▶ [Problem requirements] All lines below must be repeated exactly, with the pictures omitted.
----
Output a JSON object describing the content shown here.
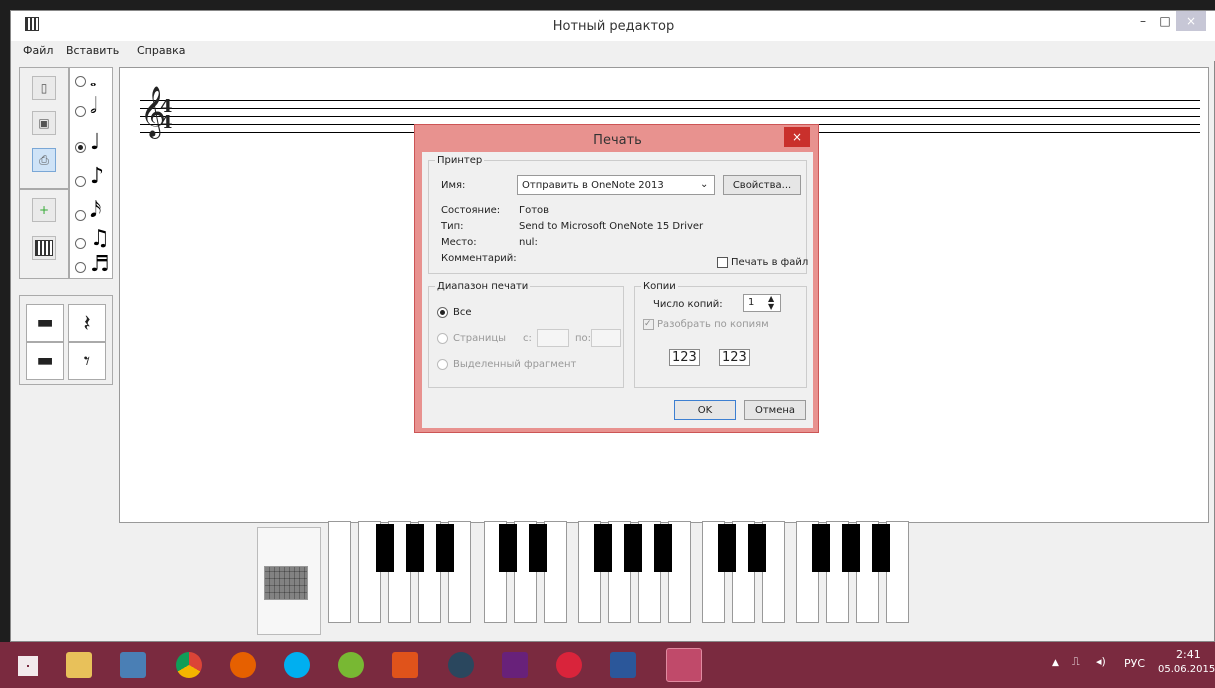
{
  "app": {
    "title": "Нотный редактор",
    "min": "–",
    "max": "□",
    "close": "×"
  },
  "menu": [
    "Файл",
    "Вставить",
    "Справка"
  ],
  "notes": [
    "○",
    "◌"
  ],
  "rest_glyphs": [
    "▬",
    "𝄽",
    "▬",
    "𝄾"
  ],
  "staff": {
    "clef": "𝄞",
    "ts_top": "4",
    "ts_bottom": "4"
  },
  "dialog": {
    "title": "Печать",
    "close": "×",
    "printer": {
      "group": "Принтер",
      "name_label": "Имя:",
      "name_value": "Отправить в OneNote 2013",
      "props_button": "Свойства...",
      "status_label": "Состояние:",
      "status_value": "Готов",
      "type_label": "Тип:",
      "type_value": "Send to Microsoft OneNote 15 Driver",
      "where_label": "Место:",
      "where_value": "nul:",
      "comment_label": "Комментарий:",
      "print_to_file": "Печать в файл"
    },
    "range": {
      "group": "Диапазон печати",
      "all": "Все",
      "pages": "Страницы",
      "from": "с:",
      "to": "по:",
      "selection": "Выделенный фрагмент"
    },
    "copies": {
      "group": "Копии",
      "count_label": "Число копий:",
      "count_value": "1",
      "collate": "Разобрать по копиям",
      "collate_icon": "123"
    },
    "ok": "OK",
    "cancel": "Отмена"
  },
  "taskbar": {
    "lang": "РУС",
    "time": "2:41",
    "date": "05.06.2015",
    "icons": [
      "windows-start",
      "explorer",
      "network",
      "chrome",
      "firefox",
      "skype",
      "utorrent",
      "app-orange",
      "steam",
      "visual-studio",
      "media",
      "word",
      "piano-app"
    ]
  },
  "colors": {
    "accent": "#e8928f",
    "taskbar": "#7a2a3f"
  }
}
----
▶ [Written solution]
Output a JSON object describing the content shown here.
{
  "app": {
    "title": "Нотный редактор",
    "min": "–",
    "max": "□",
    "close": "×"
  },
  "menu": [
    "Файл",
    "Вставить",
    "Справка"
  ],
  "notes": [
    "○",
    "◌"
  ],
  "rest_glyphs": [
    "▬",
    "𝄽",
    "▬",
    "𝄾"
  ],
  "staff": {
    "clef": "𝄞",
    "ts_top": "4",
    "ts_bottom": "4"
  },
  "dialog": {
    "title": "Печать",
    "close": "×",
    "printer": {
      "group": "Принтер",
      "name_label": "Имя:",
      "name_value": "Отправить в OneNote 2013",
      "props_button": "Свойства...",
      "status_label": "Состояние:",
      "status_value": "Готов",
      "type_label": "Тип:",
      "type_value": "Send to Microsoft OneNote 15 Driver",
      "where_label": "Место:",
      "where_value": "nul:",
      "comment_label": "Комментарий:",
      "print_to_file": "Печать в файл"
    },
    "range": {
      "group": "Диапазон печати",
      "all": "Все",
      "pages": "Страницы",
      "from": "с:",
      "to": "по:",
      "selection": "Выделенный фрагмент"
    },
    "copies": {
      "group": "Копии",
      "count_label": "Число копий:",
      "count_value": "1",
      "collate": "Разобрать по копиям",
      "collate_icon": "123"
    },
    "ok": "OK",
    "cancel": "Отмена"
  },
  "taskbar": {
    "lang": "РУС",
    "time": "2:41",
    "date": "05.06.2015",
    "icons": [
      "windows-start",
      "explorer",
      "network",
      "chrome",
      "firefox",
      "skype",
      "utorrent",
      "app-orange",
      "steam",
      "visual-studio",
      "media",
      "word",
      "piano-app"
    ]
  },
  "colors": {
    "accent": "#e8928f",
    "taskbar": "#7a2a3f"
  }
}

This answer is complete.